● **EXERCISE**
Exclude the pictures, then repeat the remaining data exactly.

>>>

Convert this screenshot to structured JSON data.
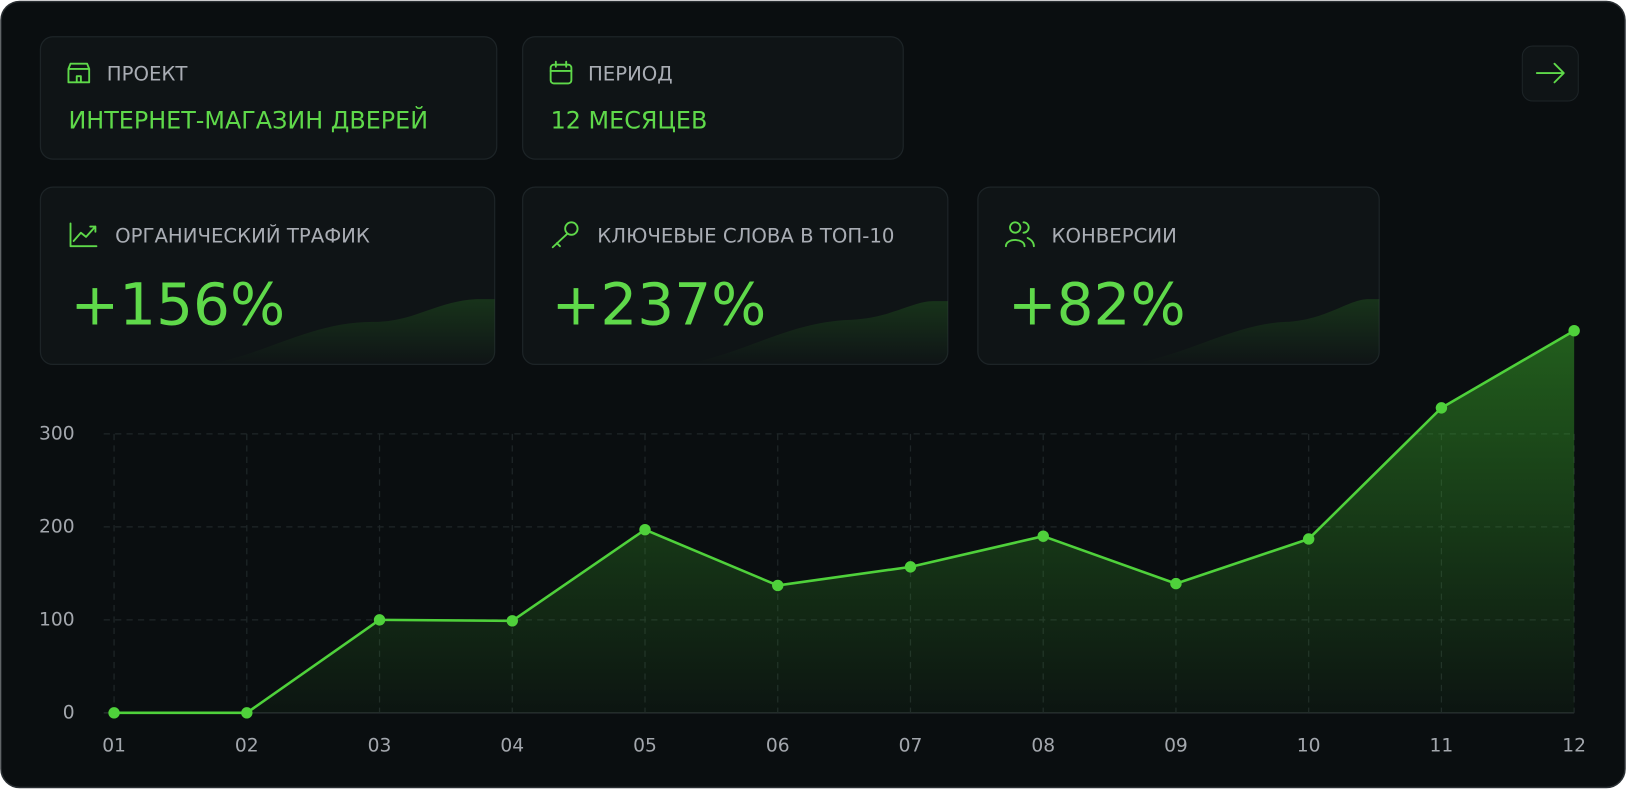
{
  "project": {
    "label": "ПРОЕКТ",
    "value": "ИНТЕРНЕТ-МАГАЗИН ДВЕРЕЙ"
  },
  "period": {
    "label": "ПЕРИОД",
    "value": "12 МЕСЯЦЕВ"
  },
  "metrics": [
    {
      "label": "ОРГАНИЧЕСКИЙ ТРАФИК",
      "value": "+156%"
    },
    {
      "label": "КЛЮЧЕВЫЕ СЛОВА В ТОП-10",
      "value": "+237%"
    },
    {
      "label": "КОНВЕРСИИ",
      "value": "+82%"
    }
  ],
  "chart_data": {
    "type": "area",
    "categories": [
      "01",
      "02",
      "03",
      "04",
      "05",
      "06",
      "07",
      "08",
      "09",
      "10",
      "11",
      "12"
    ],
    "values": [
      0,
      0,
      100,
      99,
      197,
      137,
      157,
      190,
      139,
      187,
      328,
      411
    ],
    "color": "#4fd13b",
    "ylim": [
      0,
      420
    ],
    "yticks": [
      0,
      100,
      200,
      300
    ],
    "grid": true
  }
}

<<<

● **COMPLETED EXERCISE**
Convert this screenshot to structured JSON data.
{
  "project": {
    "label": "ПРОЕКТ",
    "value": "ИНТЕРНЕТ-МАГАЗИН ДВЕРЕЙ"
  },
  "period": {
    "label": "ПЕРИОД",
    "value": "12 МЕСЯЦЕВ"
  },
  "metrics": [
    {
      "label": "ОРГАНИЧЕСКИЙ ТРАФИК",
      "value": "+156%"
    },
    {
      "label": "КЛЮЧЕВЫЕ СЛОВА В ТОП-10",
      "value": "+237%"
    },
    {
      "label": "КОНВЕРСИИ",
      "value": "+82%"
    }
  ],
  "chart_data": {
    "type": "area",
    "categories": [
      "01",
      "02",
      "03",
      "04",
      "05",
      "06",
      "07",
      "08",
      "09",
      "10",
      "11",
      "12"
    ],
    "values": [
      0,
      0,
      100,
      99,
      197,
      137,
      157,
      190,
      139,
      187,
      328,
      411
    ],
    "color": "#4fd13b",
    "ylim": [
      0,
      420
    ],
    "yticks": [
      0,
      100,
      200,
      300
    ],
    "grid": true
  }
}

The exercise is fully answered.